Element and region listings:
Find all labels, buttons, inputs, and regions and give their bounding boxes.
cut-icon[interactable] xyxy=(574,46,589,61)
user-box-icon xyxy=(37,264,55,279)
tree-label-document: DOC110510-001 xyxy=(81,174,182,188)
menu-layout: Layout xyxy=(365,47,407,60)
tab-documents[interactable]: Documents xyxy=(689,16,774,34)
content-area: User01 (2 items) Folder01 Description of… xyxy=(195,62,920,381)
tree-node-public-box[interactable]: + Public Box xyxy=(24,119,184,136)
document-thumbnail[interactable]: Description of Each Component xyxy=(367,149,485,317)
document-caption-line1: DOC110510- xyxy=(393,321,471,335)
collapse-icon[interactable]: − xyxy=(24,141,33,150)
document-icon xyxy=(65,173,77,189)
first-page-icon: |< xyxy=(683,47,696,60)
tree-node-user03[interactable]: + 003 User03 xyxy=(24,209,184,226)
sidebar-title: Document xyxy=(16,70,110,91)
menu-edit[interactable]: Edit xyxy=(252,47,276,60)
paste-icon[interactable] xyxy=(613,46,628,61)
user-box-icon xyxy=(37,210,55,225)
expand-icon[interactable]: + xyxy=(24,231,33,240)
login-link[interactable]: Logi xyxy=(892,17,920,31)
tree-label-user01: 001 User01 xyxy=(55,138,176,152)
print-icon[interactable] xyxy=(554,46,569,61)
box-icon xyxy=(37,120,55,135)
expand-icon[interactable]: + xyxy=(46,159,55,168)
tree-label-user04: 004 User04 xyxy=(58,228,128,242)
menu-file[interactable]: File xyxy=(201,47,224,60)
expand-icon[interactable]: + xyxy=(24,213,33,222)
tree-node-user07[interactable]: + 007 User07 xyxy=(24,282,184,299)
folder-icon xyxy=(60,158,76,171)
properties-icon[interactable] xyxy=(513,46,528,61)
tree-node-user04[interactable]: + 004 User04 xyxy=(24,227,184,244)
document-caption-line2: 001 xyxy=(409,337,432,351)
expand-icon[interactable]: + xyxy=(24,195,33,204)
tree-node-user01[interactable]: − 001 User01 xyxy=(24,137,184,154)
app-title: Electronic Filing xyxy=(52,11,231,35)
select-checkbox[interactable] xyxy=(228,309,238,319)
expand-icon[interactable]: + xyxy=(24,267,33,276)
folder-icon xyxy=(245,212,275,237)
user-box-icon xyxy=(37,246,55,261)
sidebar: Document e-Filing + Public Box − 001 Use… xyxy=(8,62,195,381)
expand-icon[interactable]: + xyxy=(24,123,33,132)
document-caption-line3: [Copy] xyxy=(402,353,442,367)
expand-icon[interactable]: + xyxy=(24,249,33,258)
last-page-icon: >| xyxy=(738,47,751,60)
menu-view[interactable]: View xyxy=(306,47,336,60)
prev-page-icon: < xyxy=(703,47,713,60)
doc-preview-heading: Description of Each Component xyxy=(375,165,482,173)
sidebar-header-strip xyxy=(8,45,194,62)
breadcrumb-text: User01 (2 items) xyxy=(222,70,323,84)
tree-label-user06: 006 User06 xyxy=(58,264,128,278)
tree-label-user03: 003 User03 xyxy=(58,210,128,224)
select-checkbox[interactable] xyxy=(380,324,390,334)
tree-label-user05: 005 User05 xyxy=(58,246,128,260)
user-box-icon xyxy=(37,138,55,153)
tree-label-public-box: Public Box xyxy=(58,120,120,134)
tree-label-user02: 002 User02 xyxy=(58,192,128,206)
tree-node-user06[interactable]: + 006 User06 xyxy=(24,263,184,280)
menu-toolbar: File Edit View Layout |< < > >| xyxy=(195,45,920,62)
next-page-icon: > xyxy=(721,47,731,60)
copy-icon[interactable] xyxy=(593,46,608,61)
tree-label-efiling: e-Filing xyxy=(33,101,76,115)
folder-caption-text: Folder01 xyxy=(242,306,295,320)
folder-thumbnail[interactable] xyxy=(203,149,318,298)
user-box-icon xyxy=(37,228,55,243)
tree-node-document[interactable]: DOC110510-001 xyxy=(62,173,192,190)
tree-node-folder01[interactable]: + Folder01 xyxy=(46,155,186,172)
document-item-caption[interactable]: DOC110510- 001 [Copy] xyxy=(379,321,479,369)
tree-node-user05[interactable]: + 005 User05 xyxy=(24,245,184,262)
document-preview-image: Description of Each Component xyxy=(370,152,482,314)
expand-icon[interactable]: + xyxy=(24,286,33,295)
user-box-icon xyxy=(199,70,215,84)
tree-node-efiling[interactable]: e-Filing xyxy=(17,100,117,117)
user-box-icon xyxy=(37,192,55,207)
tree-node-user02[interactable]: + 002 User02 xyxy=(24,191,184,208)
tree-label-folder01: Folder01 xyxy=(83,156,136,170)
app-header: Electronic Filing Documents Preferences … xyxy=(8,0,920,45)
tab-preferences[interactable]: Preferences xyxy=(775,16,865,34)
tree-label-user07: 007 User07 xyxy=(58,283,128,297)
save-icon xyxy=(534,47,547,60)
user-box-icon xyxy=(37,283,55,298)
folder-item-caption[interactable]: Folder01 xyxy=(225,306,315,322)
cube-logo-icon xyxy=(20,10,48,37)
==
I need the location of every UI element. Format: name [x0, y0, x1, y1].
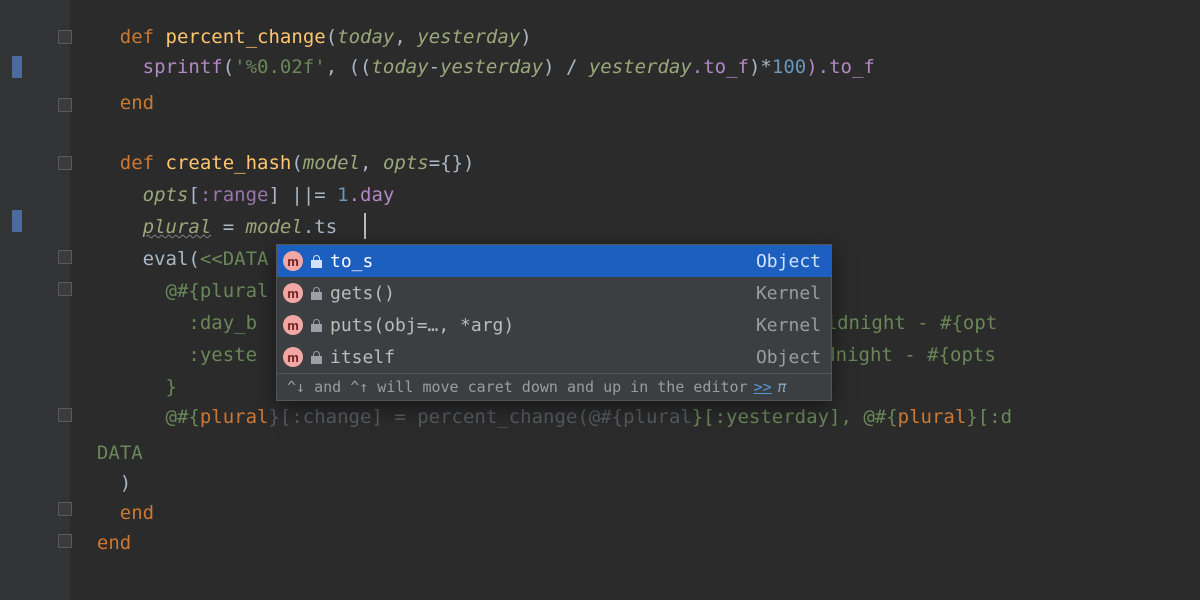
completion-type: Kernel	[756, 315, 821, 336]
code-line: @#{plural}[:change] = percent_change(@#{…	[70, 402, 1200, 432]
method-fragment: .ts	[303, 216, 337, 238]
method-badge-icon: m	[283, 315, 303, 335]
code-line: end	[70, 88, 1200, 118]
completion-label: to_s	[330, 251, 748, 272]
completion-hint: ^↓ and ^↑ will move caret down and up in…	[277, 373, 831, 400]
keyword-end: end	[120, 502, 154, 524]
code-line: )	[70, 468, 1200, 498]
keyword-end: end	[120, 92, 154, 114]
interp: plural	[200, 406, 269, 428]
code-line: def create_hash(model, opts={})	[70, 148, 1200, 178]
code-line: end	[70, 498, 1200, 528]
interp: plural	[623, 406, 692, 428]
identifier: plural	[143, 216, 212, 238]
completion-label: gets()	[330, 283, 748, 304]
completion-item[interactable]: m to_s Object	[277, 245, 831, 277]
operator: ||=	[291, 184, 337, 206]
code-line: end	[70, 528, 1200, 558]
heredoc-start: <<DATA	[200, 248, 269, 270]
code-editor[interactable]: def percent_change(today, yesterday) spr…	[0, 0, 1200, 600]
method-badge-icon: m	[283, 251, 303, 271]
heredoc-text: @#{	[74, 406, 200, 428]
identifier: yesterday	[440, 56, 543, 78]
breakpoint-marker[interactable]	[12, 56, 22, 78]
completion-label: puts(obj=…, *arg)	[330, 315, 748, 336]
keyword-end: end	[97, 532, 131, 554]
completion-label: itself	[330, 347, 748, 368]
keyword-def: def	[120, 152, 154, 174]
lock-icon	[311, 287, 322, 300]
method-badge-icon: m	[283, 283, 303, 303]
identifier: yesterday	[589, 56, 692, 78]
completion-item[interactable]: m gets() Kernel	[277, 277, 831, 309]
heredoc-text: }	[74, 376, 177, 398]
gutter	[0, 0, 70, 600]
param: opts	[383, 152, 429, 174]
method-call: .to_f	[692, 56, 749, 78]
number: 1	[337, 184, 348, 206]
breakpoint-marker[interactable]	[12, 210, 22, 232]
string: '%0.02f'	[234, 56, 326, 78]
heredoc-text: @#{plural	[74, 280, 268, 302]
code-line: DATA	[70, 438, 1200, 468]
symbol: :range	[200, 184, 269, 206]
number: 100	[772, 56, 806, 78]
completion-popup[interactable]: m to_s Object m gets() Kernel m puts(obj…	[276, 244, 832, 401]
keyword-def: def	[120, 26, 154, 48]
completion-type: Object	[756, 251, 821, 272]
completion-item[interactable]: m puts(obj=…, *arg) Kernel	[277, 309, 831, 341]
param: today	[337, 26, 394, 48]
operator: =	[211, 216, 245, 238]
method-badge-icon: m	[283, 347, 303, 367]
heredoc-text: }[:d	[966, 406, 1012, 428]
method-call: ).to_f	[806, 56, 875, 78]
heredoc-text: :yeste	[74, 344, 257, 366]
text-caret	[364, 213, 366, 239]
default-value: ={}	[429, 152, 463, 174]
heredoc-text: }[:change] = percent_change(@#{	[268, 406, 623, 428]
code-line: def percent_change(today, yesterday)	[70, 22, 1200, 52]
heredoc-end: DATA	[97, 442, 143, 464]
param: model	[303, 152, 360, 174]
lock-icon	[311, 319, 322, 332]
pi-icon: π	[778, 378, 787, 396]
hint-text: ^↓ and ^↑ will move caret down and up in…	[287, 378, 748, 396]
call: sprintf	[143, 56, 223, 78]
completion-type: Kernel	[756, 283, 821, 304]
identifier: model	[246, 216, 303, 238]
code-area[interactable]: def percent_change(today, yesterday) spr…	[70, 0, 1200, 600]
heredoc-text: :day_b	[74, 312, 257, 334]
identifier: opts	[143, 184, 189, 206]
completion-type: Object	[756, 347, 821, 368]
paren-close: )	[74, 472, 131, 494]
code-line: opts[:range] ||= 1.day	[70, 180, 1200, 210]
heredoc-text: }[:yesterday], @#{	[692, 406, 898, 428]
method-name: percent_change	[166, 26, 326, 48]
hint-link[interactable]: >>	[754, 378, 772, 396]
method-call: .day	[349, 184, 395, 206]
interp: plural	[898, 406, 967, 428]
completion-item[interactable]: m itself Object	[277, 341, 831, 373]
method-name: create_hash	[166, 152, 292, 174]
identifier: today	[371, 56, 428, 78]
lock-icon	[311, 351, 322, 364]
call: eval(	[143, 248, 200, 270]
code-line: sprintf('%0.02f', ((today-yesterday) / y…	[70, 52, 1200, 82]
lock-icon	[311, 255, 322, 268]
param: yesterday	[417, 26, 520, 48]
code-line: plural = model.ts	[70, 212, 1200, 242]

STATED TASK:
Print the lines of the second listing from the line with "315, 821, 336]" up to and including the line with "251, 748, 272]".

ANSWER TO THIS EXERCISE:
completion-type: Kernel	[756, 315, 821, 336]
code-line: @#{plural}[:change] = percent_change(@#{…	[70, 402, 1200, 432]
method-fragment: .ts	[303, 216, 337, 238]
method-badge-icon: m	[283, 315, 303, 335]
code-line: end	[70, 88, 1200, 118]
completion-label: to_s	[330, 251, 748, 272]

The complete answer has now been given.